What is needed -> Please list each line in the rows below that contains the string "series". The match is case-sensitive.

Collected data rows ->

____________________

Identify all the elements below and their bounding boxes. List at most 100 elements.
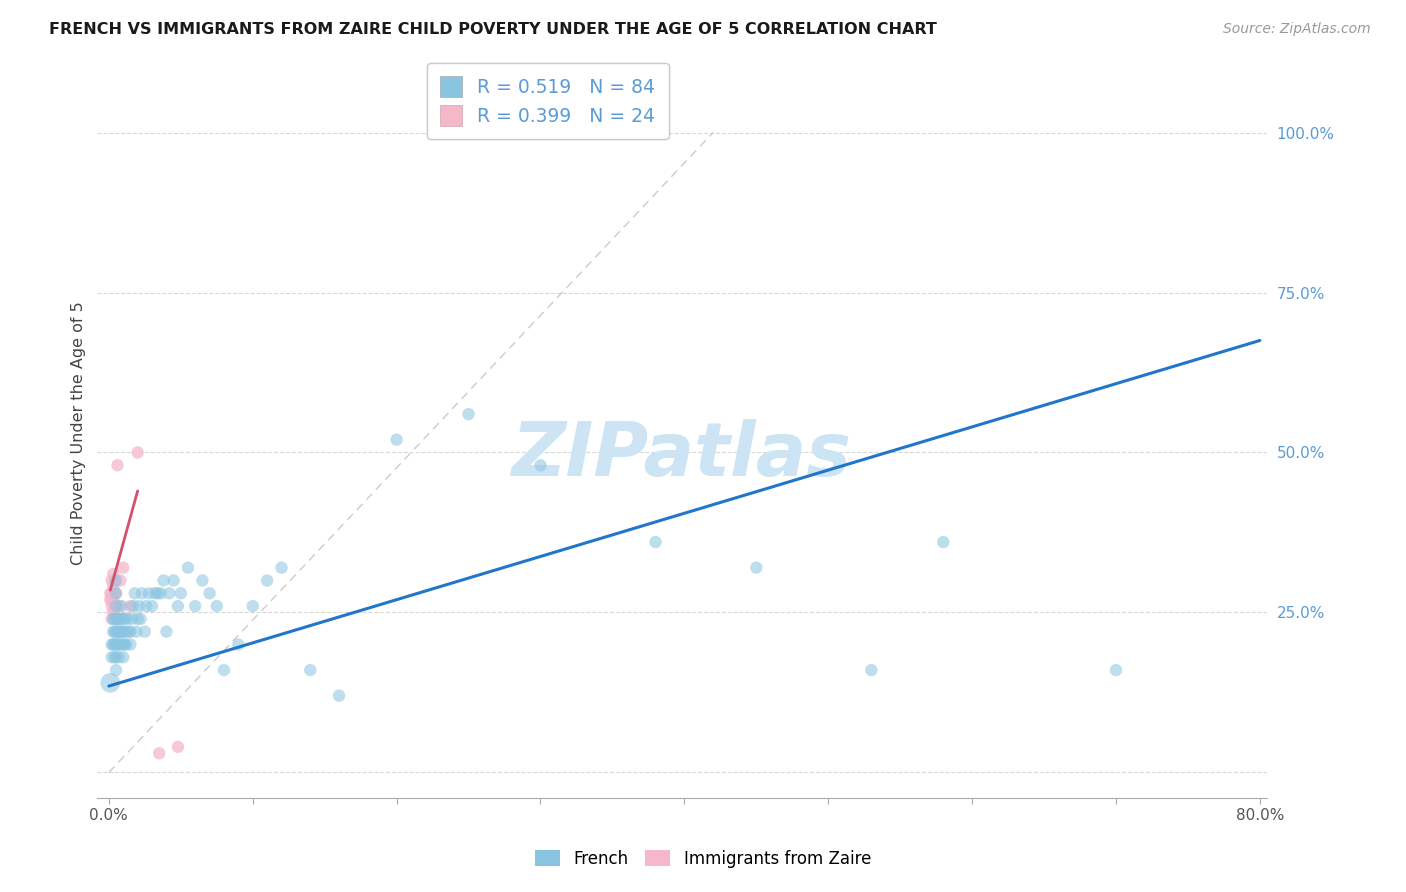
Point [105,650,128,665]
Point [115,638,138,652]
Point [108,599,131,613]
Point [105,612,128,626]
Legend: French, Immigrants from Zaire: French, Immigrants from Zaire [529,844,877,875]
Point [529,458,551,473]
Point [112,650,135,665]
Point [100,599,122,613]
Point [105,599,128,613]
Point [124,586,146,600]
Point [104,638,127,652]
Point [104,612,127,626]
Text: ZIPatlas: ZIPatlas [512,418,852,491]
Point [104,624,127,639]
Point [111,624,134,639]
Point [98,676,121,690]
Point [101,606,124,620]
Point [118,624,141,639]
Point [212,663,235,677]
Point [105,574,128,588]
Point [100,638,122,652]
Point [115,624,138,639]
Point [162,574,184,588]
Point [125,624,148,639]
Point [170,586,193,600]
Point [135,599,157,613]
Point [105,586,128,600]
Point [122,599,145,613]
Point [155,624,177,639]
Point [745,560,768,574]
Point [932,535,955,549]
Point [101,624,124,639]
Point [152,574,174,588]
Point [111,599,134,613]
Point [110,638,132,652]
Point [860,663,883,677]
Point [98,592,121,607]
Point [146,586,169,600]
Point [120,624,142,639]
Point [120,599,142,613]
Point [107,638,129,652]
Point [205,599,228,613]
Point [114,612,136,626]
Point [110,612,132,626]
Point [107,458,129,473]
Point [184,599,207,613]
Point [110,574,132,588]
Point [112,638,135,652]
Legend: R = 0.519   N = 84, R = 0.399   N = 24: R = 0.519 N = 84, R = 0.399 N = 24 [427,63,669,139]
Point [143,586,166,600]
Point [100,612,122,626]
Point [167,739,190,754]
Point [114,638,136,652]
Point [177,560,200,574]
Point [112,624,135,639]
Point [127,612,149,626]
Point [242,599,264,613]
Point [108,612,131,626]
Point [104,574,127,588]
Point [112,612,135,626]
Point [105,663,128,677]
Point [141,599,163,613]
Point [112,560,135,574]
Point [104,599,127,613]
Point [98,586,121,600]
Point [105,638,128,652]
Point [270,560,292,574]
Point [101,580,124,594]
Point [1105,663,1128,677]
Point [101,592,124,607]
Point [104,650,127,665]
Point [149,586,172,600]
Point [121,612,143,626]
Point [191,574,214,588]
Y-axis label: Child Poverty Under the Age of 5: Child Poverty Under the Age of 5 [72,301,86,566]
Point [299,663,322,677]
Point [101,567,124,582]
Point [107,612,129,626]
Point [108,650,131,665]
Point [134,624,156,639]
Point [117,612,139,626]
Point [167,599,190,613]
Point [101,612,124,626]
Point [385,433,408,447]
Point [138,586,160,600]
Point [100,592,122,607]
Point [105,624,128,639]
Point [101,638,124,652]
Point [110,624,132,639]
Point [100,650,122,665]
Point [100,574,122,588]
Point [148,746,170,760]
Point [198,586,221,600]
Point [120,638,142,652]
Point [108,624,131,639]
Point [457,407,479,421]
Point [157,586,180,600]
Point [100,586,122,600]
Point [131,586,153,600]
Point [128,599,150,613]
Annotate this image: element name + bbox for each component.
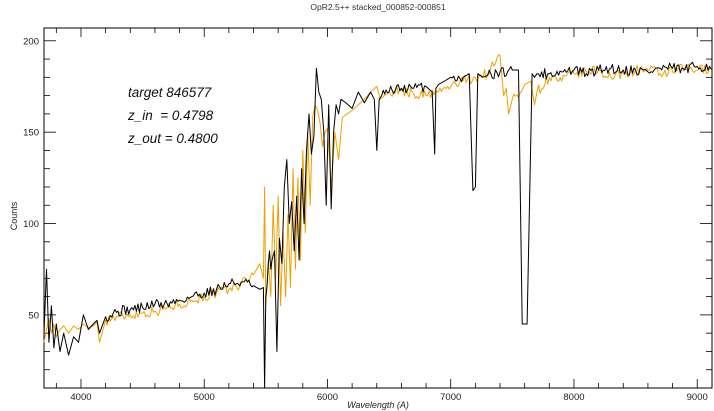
x-axis-label: Wavelength (A): [347, 400, 409, 410]
x-tick-label: 8000: [563, 392, 584, 403]
chart-title: OpR2.5++ stacked_000852-000851: [310, 2, 445, 12]
y-axis-label: Counts: [9, 201, 19, 230]
annotation-target: target 846577: [128, 85, 212, 100]
y-tick-labels: 50 100 150 200: [23, 36, 39, 321]
y-tick-label: 50: [28, 310, 39, 321]
y-tick-label: 200: [23, 36, 39, 47]
y-tick-label: 150: [23, 128, 39, 139]
x-tick-labels: 4000 5000 6000 7000 8000 9000: [70, 392, 707, 403]
axis-ticks: [44, 28, 712, 388]
x-tick-label: 4000: [70, 392, 91, 403]
y-tick-label: 100: [23, 219, 39, 230]
series-line-template: [43, 54, 712, 343]
x-tick-label: 7000: [440, 392, 461, 403]
annotation-z-in: z_in = 0.4798: [127, 108, 214, 123]
x-tick-label: 9000: [687, 392, 708, 403]
x-tick-label: 6000: [317, 392, 338, 403]
x-tick-label: 5000: [194, 392, 215, 403]
annotation-z-out: z_out = 0.4800: [127, 131, 218, 146]
series-line-observed: [43, 61, 713, 389]
plot-frame: [43, 27, 713, 389]
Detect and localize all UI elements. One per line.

____________________

Final result ->
series-line-template: [43, 54, 712, 343]
series-line-observed: [43, 61, 713, 389]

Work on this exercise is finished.